◆ **CHALLENGE**
Output every line of the material exactly, omitting images.

-- Begin SUPPLIED ENTRIES --

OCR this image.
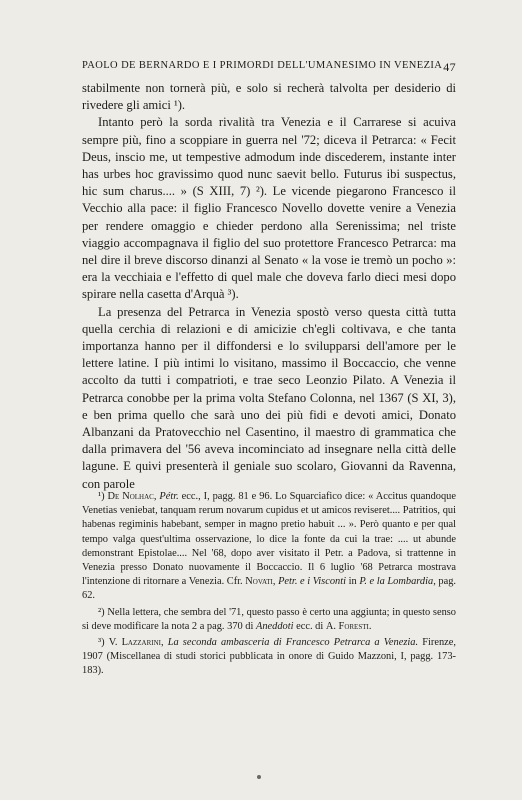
PAOLO DE BERNARDO E I PRIMORDI DELL'UMANESIMO IN VENEZIA 47

stabilmente non tornerà più, e solo si recherà talvolta per desiderio di rivedere gli amici ¹).

Intanto però la sorda rivalità tra Venezia e il Carrarese si acuiva sempre più, fino a scoppiare in guerra nel '72; diceva il Petrarca: « Fecit Deus, inscio me, ut tempestive admodum inde discederem, instante inter has urbes hoc gravissimo quod nunc saevit bello. Futurus ibi suspectus, hic sum charus.... » (S XIII, 7) ²). Le vicende piegarono Francesco il Vecchio alla pace: il figlio Francesco Novello dovette venire a Venezia per rendere omaggio e chieder perdono alla Serenissima; nel triste viaggio accompagnava il figlio del suo protettore Francesco Petrarca: ma nel dire il breve discorso dinanzi al Senato « la vose ie tremò un pocho »: era la vecchiaia e l'effetto di quel male che doveva farlo dieci mesi dopo spirare nella casetta d'Arquà ³).

La presenza del Petrarca in Venezia spostò verso questa città tutta quella cerchia di relazioni e di amicizie ch'egli coltivava, e che tanta importanza hanno per il diffondersi e lo svilupparsi dell'amore per le lettere latine. I più intimi lo visitano, massimo il Boccaccio, che venne accolto da tutti i compatrioti, e trae seco Leonzio Pilato. A Venezia il Petrarca conobbe per la prima volta Stefano Colonna, nel 1367 (S XI, 3), e ben prima quello che sarà uno dei più fidi e devoti amici, Donato Albanzani da Pratovecchio nel Casentino, il maestro di grammatica che dalla primavera del '56 aveva incominciato ad insegnare nella città delle lagune. E quivi presenterà il geniale suo scolaro, Giovanni da Ravenna, con parole

¹) De Nolhac, Pétr. ecc., I, pagg. 81 e 96. Lo Squarciafico dice: « Accitus quandoque Venetias veniebat, tanquam rerum novarum cupidus et ut amicos reviseret.... Patritios, qui habenas regiminis habebant, semper in magno pretio habuit ... ». Però quanto e per qual tempo valga quest'ultima osservazione, lo dice la fonte da cui la trae: .... ut abunde demonstrant Epistolae.... Nel '68, dopo aver visitato il Petr. a Padova, si trattenne in Venezia presso Donato nuovamente il Boccaccio. Il 6 luglio '68 Petrarca mostrava l'intenzione di ritornare a Venezia. Cfr. Novati, Petr. e i Visconti in P. e la Lombardia, pag. 62.

²) Nella lettera, che sembra del '71, questo passo è certo una aggiunta; in questo senso si deve modificare la nota 2 a pag. 370 di Aneddoti ecc. di A. Foresti.

³) V. Lazzarini, La seconda ambasceria di Francesco Petrarca a Venezia. Firenze, 1907 (Miscellanea di studi storici pubblicata in onore di Guido Mazzoni, I, pagg. 173-183).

-- End SUPPLIED ENTRIES --

◆ **RESULT FOR THIS EXERCISE**
OCR this image.
PAOLO DE BERNARDO E I PRIMORDI DELL'UMANESIMO IN VENEZIA 47

stabilmente non tornerà più, e solo si recherà talvolta per desiderio di rivedere gli amici ¹).

Intanto però la sorda rivalità tra Venezia e il Carrarese si acuiva sempre più, fino a scoppiare in guerra nel '72; diceva il Petrarca: « Fecit Deus, inscio me, ut tempestive admodum inde discederem, instante inter has urbes hoc gravissimo quod nunc saevit bello. Futurus ibi suspectus, hic sum charus.... » (S XIII, 7) ²). Le vicende piegarono Francesco il Vecchio alla pace: il figlio Francesco Novello dovette venire a Venezia per rendere omaggio e chieder perdono alla Serenissima; nel triste viaggio accompagnava il figlio del suo protettore Francesco Petrarca: ma nel dire il breve discorso dinanzi al Senato « la vose ie tremò un pocho »: era la vecchiaia e l'effetto di quel male che doveva farlo dieci mesi dopo spirare nella casetta d'Arquà ³).

La presenza del Petrarca in Venezia spostò verso questa città tutta quella cerchia di relazioni e di amicizie ch'egli coltivava, e che tanta importanza hanno per il diffondersi e lo svilupparsi dell'amore per le lettere latine. I più intimi lo visitano, massimo il Boccaccio, che venne accolto da tutti i compatrioti, e trae seco Leonzio Pilato. A Venezia il Petrarca conobbe per la prima volta Stefano Colonna, nel 1367 (S XI, 3), e ben prima quello che sarà uno dei più fidi e devoti amici, Donato Albanzani da Pratovecchio nel Casentino, il maestro di grammatica che dalla primavera del '56 aveva incominciato ad insegnare nella città delle lagune. E quivi presenterà il geniale suo scolaro, Giovanni da Ravenna, con parole

¹) De Nolhac, Pétr. ecc., I, pagg. 81 e 96. Lo Squarciafico dice: « Accitus quandoque Venetias veniebat, tanquam rerum novarum cupidus et ut amicos reviseret.... Patritios, qui habenas regiminis habebant, semper in magno pretio habuit ... ». Però quanto e per qual tempo valga quest'ultima osservazione, lo dice la fonte da cui la trae: .... ut abunde demonstrant Epistolae.... Nel '68, dopo aver visitato il Petr. a Padova, si trattenne in Venezia presso Donato nuovamente il Boccaccio. Il 6 luglio '68 Petrarca mostrava l'intenzione di ritornare a Venezia. Cfr. Novati, Petr. e i Visconti in P. e la Lombardia, pag. 62.

²) Nella lettera, che sembra del '71, questo passo è certo una aggiunta; in questo senso si deve modificare la nota 2 a pag. 370 di Aneddoti ecc. di A. Foresti.

³) V. Lazzarini, La seconda ambasceria di Francesco Petrarca a Venezia. Firenze, 1907 (Miscellanea di studi storici pubblicata in onore di Guido Mazzoni, I, pagg. 173-183).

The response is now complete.